* **YOUR TASK**
Examine the entries and show every line in which the word "JSON" is found.

┌─ EXERCISE INPUTS

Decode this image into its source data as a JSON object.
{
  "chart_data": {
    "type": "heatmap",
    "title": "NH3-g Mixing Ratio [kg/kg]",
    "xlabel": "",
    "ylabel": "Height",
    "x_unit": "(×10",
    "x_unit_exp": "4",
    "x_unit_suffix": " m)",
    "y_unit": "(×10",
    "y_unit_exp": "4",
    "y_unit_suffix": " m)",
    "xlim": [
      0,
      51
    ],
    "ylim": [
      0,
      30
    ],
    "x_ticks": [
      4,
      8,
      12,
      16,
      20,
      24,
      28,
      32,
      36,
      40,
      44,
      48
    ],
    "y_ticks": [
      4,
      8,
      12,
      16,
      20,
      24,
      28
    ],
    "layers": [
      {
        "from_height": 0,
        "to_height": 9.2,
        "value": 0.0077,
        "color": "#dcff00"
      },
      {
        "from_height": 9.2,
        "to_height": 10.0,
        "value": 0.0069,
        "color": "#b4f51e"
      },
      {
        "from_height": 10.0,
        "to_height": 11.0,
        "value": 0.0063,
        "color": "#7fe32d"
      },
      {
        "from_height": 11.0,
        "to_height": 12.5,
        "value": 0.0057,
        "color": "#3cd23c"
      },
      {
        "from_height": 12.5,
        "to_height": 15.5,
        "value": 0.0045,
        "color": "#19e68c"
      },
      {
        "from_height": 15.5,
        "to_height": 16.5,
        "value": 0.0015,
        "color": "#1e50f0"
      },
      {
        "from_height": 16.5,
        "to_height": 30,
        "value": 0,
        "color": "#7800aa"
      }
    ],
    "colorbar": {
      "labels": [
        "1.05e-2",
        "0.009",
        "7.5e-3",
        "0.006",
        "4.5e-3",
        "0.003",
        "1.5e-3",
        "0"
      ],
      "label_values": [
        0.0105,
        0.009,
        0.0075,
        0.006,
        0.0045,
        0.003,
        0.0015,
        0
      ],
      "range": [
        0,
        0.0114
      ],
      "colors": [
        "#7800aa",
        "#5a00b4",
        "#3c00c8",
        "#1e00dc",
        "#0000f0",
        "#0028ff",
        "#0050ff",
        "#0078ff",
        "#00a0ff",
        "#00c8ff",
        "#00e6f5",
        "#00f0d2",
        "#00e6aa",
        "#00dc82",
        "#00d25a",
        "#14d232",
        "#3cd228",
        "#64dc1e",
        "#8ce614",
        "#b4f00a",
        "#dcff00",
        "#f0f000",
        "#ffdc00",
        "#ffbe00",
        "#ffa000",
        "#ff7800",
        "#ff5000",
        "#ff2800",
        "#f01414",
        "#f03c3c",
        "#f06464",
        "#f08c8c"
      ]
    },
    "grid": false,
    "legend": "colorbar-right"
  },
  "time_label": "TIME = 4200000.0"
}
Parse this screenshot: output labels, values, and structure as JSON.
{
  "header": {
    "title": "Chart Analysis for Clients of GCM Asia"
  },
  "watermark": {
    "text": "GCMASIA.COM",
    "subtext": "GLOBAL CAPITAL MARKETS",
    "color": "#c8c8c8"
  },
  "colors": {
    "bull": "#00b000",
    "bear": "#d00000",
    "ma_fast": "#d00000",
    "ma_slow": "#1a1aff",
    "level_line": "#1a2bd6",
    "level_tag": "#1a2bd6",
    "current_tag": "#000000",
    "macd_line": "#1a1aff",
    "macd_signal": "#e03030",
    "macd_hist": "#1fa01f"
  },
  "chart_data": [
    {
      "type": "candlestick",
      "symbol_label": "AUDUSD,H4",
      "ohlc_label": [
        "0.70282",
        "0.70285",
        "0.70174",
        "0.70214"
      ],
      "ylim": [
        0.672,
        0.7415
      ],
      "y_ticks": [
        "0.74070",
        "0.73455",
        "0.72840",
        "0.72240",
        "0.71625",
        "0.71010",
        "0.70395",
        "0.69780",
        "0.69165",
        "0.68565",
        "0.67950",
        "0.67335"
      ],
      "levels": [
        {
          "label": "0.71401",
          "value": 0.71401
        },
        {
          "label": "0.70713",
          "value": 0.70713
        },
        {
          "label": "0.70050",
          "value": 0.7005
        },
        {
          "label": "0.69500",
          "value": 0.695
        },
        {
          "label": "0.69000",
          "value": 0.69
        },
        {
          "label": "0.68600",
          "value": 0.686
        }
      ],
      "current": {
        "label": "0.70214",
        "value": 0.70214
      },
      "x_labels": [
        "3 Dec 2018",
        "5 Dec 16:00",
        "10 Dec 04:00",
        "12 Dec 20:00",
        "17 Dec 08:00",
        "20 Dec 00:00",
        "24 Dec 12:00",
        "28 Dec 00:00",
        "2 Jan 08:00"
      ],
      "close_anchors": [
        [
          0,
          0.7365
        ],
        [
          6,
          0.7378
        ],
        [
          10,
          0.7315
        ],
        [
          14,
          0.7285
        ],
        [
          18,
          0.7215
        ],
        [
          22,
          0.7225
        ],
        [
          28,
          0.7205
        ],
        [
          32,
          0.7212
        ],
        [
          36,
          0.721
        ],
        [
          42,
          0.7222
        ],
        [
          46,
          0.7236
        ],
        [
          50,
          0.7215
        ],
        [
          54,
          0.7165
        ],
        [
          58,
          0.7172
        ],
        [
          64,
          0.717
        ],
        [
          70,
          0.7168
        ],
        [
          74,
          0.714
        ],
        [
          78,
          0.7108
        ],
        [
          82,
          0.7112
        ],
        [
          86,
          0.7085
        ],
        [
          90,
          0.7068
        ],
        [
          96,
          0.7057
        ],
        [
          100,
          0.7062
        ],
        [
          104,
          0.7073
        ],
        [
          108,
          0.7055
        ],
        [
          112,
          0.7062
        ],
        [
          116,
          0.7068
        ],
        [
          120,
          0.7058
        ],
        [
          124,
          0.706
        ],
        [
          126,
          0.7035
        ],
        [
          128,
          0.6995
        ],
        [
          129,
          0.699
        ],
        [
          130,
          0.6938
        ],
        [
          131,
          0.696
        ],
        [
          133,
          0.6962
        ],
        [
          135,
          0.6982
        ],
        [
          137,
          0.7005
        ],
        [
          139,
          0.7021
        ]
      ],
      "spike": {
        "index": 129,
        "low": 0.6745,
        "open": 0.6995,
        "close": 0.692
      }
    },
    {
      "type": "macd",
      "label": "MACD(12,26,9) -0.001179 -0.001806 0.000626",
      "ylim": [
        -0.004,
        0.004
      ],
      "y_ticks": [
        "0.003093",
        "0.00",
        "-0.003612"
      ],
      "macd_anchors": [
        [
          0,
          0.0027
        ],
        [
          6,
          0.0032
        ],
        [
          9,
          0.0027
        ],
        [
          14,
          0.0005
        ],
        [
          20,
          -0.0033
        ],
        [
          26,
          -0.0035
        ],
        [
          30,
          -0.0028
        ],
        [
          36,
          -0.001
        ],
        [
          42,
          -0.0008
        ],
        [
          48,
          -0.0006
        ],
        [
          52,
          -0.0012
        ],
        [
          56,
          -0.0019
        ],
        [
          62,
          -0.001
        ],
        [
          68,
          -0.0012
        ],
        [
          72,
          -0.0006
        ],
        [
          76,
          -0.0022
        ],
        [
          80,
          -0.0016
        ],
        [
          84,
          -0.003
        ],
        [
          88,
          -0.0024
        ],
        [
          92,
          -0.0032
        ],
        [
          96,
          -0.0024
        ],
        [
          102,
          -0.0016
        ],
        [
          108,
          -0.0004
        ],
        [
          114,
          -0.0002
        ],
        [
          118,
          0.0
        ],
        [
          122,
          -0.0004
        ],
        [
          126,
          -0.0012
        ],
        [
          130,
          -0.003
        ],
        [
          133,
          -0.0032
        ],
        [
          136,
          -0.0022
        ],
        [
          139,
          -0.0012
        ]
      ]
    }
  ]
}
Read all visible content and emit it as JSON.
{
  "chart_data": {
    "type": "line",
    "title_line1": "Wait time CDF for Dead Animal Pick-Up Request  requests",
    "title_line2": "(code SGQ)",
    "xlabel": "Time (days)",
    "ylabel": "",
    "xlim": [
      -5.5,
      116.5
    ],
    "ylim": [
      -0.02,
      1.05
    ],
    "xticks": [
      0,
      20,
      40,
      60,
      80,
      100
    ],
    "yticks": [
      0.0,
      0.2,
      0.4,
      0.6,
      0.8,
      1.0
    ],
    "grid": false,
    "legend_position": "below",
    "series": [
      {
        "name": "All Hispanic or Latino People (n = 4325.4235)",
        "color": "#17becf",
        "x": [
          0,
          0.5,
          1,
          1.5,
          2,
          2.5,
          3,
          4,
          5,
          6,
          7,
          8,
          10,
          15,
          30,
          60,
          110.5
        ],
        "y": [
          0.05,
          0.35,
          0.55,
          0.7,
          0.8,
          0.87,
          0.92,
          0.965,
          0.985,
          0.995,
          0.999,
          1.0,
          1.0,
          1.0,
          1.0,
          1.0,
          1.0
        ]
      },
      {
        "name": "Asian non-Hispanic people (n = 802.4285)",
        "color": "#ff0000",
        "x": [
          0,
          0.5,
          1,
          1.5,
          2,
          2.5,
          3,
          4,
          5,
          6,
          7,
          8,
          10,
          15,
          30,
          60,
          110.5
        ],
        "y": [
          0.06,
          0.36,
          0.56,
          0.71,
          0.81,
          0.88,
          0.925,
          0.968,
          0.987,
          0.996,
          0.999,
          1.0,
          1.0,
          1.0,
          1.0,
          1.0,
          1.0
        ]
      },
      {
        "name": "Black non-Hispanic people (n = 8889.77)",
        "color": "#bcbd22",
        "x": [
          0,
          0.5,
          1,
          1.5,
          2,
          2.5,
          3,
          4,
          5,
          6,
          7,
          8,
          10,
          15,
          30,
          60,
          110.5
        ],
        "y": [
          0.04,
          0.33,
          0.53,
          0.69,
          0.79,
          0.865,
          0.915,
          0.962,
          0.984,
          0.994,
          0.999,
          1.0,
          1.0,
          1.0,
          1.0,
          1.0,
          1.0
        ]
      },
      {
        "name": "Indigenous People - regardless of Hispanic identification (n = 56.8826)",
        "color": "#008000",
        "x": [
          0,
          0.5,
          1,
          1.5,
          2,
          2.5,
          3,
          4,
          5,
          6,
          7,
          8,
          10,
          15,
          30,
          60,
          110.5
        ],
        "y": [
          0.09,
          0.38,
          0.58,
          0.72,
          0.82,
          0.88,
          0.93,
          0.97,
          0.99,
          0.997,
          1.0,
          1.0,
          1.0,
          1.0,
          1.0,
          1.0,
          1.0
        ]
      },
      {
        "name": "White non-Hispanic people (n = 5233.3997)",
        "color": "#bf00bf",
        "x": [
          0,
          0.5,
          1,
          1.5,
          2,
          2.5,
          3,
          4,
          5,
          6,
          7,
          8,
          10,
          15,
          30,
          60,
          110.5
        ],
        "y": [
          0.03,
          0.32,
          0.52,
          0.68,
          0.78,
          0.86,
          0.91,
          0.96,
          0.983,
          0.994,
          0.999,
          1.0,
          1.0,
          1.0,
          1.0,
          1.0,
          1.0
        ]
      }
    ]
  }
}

└─

* **RESPONSE**
Decode this image into its source data as a JSON object.
Parse this screenshot: output labels, values, and structure as JSON.
Read all visible content and emit it as JSON.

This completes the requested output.